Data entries
++++++

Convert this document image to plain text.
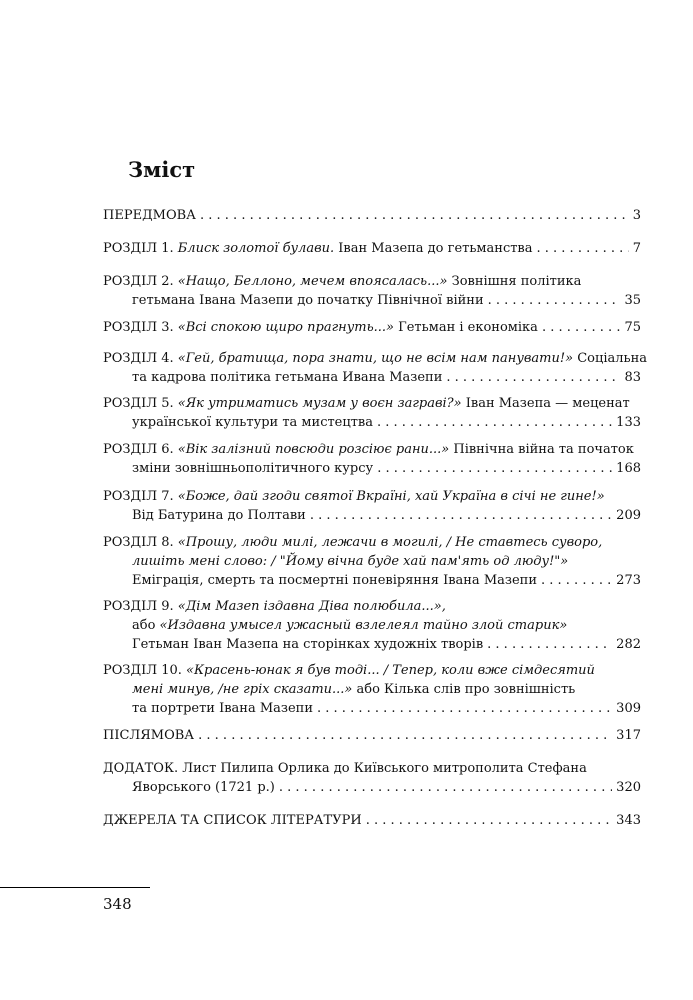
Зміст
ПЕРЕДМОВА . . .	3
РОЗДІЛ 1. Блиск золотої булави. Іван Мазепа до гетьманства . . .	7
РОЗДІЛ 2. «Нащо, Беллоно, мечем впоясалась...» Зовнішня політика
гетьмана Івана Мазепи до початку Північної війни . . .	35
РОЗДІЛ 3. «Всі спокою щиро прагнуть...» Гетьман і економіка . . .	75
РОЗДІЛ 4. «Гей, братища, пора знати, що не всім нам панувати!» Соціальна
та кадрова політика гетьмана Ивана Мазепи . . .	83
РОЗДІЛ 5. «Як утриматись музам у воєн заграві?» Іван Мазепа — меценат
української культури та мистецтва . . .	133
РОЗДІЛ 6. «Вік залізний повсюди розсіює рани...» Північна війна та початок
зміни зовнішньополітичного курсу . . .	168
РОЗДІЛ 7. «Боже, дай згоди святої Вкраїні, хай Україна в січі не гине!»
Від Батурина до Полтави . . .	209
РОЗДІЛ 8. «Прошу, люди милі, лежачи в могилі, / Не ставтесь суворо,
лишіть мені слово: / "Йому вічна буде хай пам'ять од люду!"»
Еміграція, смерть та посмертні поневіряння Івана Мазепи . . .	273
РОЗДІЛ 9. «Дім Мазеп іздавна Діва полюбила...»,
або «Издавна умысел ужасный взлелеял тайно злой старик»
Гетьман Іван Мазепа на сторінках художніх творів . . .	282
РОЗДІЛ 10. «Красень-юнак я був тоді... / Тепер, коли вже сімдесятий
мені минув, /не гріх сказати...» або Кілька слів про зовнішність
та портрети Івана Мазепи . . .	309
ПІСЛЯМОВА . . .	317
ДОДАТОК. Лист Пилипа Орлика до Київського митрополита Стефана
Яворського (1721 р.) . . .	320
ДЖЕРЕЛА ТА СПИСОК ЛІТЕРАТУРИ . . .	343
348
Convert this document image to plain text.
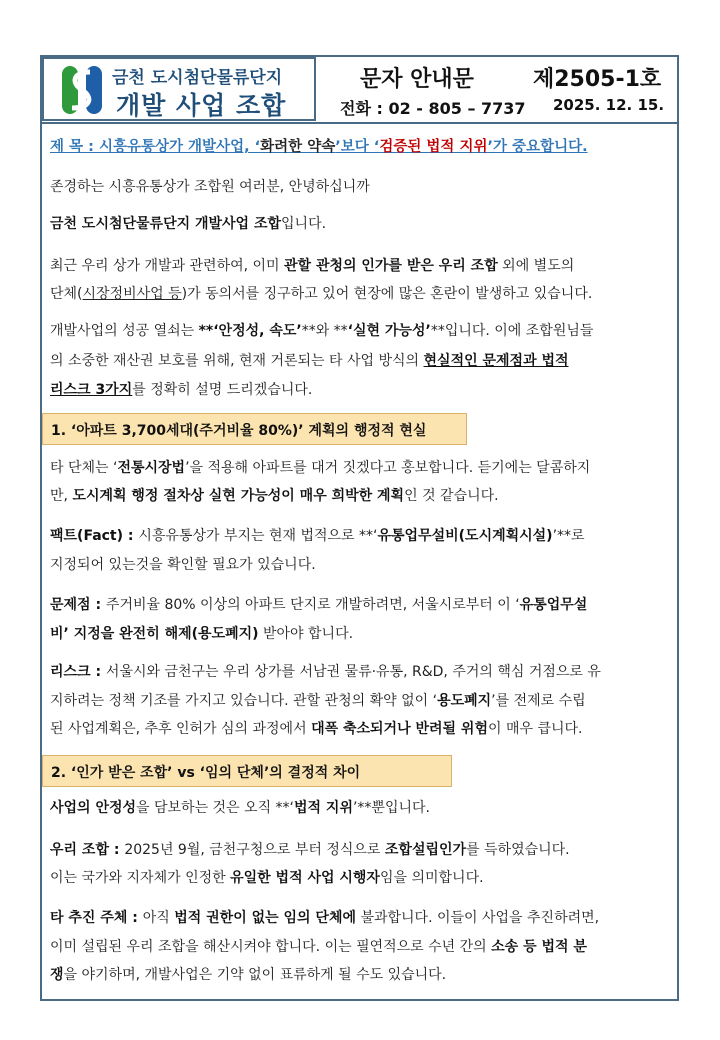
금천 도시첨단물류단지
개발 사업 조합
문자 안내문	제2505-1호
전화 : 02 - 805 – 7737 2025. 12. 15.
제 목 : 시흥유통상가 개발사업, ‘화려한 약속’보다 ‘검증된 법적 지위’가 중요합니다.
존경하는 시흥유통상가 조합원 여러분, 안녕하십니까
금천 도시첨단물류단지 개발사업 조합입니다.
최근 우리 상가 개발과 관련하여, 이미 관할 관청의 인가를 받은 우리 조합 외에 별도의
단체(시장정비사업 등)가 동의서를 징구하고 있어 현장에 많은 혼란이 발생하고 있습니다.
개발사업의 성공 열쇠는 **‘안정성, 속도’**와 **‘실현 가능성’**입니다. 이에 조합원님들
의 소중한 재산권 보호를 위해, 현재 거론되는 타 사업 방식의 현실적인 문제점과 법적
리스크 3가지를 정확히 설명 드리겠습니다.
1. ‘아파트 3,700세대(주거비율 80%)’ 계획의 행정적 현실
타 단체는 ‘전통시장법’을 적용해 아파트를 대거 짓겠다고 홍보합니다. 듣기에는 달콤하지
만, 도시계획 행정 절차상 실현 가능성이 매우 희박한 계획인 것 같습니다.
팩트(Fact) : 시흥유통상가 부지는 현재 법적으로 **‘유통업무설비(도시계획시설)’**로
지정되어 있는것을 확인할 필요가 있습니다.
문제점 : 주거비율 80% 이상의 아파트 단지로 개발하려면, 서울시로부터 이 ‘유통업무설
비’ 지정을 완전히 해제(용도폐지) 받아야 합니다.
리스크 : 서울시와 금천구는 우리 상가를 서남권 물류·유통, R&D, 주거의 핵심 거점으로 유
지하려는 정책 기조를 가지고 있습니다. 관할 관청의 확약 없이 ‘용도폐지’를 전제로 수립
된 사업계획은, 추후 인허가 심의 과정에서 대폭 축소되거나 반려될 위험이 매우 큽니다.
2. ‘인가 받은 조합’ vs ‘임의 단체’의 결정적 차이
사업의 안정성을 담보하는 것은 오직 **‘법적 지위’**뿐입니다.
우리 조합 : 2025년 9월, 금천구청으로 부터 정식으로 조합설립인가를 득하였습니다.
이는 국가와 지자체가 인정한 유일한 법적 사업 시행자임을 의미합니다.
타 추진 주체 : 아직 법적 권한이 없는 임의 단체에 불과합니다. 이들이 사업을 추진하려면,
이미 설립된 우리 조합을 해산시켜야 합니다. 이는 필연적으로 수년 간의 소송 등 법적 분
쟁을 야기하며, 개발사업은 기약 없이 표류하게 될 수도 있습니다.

++++++

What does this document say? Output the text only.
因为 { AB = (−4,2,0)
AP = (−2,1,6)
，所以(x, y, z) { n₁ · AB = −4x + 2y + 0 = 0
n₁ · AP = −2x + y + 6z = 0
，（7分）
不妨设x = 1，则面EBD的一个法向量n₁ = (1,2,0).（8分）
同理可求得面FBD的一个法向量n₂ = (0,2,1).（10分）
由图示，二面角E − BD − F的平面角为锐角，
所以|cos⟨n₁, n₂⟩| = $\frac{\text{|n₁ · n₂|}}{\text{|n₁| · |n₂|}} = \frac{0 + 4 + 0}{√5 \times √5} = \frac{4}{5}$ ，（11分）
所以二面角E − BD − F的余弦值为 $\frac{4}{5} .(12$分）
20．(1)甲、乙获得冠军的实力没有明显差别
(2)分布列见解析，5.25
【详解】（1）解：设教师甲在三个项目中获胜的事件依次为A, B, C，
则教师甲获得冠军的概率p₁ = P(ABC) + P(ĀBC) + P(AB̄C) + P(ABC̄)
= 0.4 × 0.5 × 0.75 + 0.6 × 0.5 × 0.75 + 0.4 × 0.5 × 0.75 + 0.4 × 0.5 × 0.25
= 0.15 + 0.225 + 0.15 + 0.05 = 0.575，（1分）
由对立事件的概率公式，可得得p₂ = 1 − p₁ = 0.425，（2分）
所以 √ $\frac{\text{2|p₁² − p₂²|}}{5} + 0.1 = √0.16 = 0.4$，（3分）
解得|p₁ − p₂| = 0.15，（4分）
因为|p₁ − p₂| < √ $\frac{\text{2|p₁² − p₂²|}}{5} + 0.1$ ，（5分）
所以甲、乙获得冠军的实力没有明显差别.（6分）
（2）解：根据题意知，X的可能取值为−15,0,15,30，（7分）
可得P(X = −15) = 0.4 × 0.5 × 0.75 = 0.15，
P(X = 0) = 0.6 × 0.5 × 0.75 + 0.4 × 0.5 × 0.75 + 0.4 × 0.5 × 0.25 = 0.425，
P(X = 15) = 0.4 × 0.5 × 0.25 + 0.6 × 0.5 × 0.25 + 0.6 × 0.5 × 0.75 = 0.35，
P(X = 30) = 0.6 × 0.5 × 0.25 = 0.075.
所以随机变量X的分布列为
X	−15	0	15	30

++++++

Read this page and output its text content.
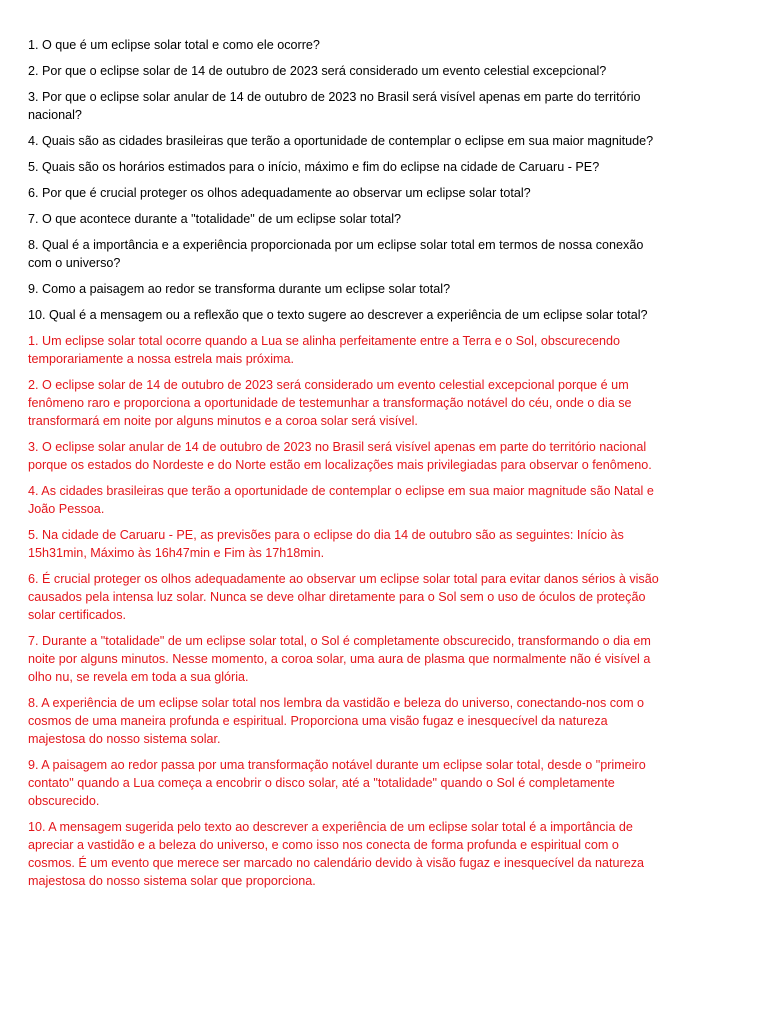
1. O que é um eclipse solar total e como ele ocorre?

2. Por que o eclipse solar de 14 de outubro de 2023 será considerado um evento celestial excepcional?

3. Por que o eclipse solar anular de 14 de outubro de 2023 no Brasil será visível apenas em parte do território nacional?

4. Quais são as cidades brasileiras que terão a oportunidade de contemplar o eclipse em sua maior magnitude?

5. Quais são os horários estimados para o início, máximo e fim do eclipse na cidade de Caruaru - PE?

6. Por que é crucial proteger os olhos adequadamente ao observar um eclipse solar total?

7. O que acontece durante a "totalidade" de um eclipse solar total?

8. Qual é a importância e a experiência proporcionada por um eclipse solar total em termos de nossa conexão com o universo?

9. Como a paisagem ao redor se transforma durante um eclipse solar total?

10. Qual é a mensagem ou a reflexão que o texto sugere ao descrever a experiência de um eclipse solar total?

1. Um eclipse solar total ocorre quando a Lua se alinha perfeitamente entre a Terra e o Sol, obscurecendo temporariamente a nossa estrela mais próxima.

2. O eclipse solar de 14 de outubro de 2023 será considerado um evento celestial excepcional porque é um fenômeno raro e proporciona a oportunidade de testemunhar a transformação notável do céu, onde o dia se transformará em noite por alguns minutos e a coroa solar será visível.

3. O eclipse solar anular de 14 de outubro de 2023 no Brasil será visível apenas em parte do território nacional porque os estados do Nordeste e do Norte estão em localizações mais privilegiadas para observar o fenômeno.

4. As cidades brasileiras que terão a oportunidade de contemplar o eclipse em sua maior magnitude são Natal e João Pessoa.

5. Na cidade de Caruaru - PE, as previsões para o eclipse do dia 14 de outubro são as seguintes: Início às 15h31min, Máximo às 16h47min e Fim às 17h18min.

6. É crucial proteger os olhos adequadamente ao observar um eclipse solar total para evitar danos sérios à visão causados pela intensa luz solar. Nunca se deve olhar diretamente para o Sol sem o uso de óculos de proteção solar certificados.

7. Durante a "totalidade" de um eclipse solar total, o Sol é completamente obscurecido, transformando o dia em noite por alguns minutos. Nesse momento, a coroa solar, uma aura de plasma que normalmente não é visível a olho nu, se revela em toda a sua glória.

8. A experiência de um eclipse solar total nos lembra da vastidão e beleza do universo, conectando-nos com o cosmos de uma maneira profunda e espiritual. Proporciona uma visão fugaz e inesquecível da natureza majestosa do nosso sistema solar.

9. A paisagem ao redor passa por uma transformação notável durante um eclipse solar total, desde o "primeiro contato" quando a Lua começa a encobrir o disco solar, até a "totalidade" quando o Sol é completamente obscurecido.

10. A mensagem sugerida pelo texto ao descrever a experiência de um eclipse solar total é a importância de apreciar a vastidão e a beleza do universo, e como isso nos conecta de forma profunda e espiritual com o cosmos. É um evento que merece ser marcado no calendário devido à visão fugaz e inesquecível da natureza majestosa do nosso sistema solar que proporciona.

++++++

→ Written instruction
Which lines in the data above contain "maior"? Show each one.

→ Response below
4. Quais são as cidades brasileiras que terão a oportunidade de contemplar o eclipse em sua maior magnitude?
4. As cidades brasileiras que terão a oportunidade de contemplar o eclipse em sua maior magnitude são Natal e João Pessoa.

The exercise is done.